### Data to use

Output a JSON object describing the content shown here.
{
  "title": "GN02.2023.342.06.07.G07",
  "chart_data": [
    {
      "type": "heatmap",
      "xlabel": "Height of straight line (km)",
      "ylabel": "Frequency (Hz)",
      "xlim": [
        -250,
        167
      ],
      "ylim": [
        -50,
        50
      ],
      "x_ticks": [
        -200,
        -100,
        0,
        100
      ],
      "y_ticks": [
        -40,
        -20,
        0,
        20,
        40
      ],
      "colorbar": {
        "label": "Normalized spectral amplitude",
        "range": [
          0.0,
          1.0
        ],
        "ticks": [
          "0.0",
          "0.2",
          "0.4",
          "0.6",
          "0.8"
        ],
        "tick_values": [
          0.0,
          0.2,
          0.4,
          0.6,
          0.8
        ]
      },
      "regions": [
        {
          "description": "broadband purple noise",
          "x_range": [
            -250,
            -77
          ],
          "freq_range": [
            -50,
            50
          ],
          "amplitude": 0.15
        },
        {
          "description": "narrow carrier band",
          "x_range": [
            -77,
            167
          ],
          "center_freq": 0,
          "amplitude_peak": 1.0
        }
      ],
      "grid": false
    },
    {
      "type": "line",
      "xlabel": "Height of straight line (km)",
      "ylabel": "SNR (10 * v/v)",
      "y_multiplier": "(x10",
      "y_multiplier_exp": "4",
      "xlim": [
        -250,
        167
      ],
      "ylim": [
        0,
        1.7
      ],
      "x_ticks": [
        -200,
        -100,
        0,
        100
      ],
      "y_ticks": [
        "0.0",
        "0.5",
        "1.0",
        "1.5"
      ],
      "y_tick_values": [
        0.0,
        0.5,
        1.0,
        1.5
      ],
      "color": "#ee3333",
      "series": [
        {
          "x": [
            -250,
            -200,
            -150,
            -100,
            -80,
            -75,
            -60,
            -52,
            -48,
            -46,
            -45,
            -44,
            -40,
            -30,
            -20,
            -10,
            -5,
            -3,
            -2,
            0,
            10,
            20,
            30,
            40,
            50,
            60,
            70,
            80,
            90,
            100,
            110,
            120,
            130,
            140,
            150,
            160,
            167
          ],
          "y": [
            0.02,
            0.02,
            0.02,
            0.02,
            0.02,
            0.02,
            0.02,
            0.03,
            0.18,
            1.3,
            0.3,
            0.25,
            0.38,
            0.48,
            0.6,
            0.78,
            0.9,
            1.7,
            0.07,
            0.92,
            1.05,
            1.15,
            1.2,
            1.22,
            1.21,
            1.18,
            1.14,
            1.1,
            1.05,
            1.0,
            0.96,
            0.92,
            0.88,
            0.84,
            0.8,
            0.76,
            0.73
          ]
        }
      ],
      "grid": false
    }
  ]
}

######

### Instructions for the task
Determine how many lines in the listing above hold the string "ylabel", then write only the number.

### Written answer
2